Exercise directions:
Show each line that has the string "returns" in it.

[start]

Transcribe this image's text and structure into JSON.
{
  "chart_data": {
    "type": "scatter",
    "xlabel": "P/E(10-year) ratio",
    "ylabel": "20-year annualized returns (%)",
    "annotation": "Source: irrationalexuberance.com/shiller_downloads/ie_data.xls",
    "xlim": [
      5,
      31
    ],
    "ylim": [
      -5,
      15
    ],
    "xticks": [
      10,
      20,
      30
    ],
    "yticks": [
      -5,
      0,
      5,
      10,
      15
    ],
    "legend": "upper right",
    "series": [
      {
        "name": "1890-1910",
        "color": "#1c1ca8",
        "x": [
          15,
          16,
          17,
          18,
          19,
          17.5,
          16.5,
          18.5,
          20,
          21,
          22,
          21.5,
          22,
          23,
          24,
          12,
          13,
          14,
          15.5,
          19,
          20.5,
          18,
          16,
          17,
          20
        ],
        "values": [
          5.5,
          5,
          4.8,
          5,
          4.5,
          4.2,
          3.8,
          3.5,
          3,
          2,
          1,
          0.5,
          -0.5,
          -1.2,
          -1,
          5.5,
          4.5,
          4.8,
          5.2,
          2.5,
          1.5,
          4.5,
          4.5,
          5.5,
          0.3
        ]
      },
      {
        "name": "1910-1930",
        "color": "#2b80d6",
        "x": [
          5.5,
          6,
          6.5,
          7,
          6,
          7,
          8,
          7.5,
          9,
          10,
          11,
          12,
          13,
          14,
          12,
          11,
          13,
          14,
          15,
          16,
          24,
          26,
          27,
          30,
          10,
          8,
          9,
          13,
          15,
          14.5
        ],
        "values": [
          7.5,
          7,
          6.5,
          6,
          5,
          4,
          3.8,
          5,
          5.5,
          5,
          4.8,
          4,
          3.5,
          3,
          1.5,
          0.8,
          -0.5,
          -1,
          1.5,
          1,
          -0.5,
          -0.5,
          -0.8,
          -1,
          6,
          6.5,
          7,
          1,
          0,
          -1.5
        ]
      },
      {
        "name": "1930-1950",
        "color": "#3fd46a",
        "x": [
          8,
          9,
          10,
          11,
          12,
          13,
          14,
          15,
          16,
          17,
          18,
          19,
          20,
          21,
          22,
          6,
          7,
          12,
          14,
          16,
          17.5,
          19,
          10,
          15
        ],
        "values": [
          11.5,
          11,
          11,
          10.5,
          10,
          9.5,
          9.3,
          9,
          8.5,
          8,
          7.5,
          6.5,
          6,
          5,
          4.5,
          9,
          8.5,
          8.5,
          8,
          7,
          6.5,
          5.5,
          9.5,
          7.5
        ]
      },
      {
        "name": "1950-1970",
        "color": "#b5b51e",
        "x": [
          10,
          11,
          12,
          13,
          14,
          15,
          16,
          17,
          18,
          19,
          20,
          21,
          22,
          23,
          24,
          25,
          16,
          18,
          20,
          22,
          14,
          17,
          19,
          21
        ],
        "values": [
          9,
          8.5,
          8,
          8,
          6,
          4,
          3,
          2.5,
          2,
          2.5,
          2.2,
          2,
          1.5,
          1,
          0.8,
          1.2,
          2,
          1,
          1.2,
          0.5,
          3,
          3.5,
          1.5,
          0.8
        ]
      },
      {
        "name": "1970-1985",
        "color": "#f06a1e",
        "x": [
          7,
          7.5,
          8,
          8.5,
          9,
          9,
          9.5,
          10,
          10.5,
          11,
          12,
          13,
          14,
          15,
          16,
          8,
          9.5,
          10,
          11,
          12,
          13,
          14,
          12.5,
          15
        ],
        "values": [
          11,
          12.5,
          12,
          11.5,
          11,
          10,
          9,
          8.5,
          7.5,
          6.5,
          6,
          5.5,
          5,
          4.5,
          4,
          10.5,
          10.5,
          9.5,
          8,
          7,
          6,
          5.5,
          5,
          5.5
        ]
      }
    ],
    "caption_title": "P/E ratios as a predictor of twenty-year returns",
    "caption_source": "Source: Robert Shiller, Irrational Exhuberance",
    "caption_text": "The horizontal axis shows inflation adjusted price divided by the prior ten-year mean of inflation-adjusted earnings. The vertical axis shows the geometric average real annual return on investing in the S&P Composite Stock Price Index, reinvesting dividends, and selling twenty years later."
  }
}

[end]

In response:
    "ylabel": "20-year annualized returns (%)",
    "caption_title": "P/E ratios as a predictor of twenty-year returns",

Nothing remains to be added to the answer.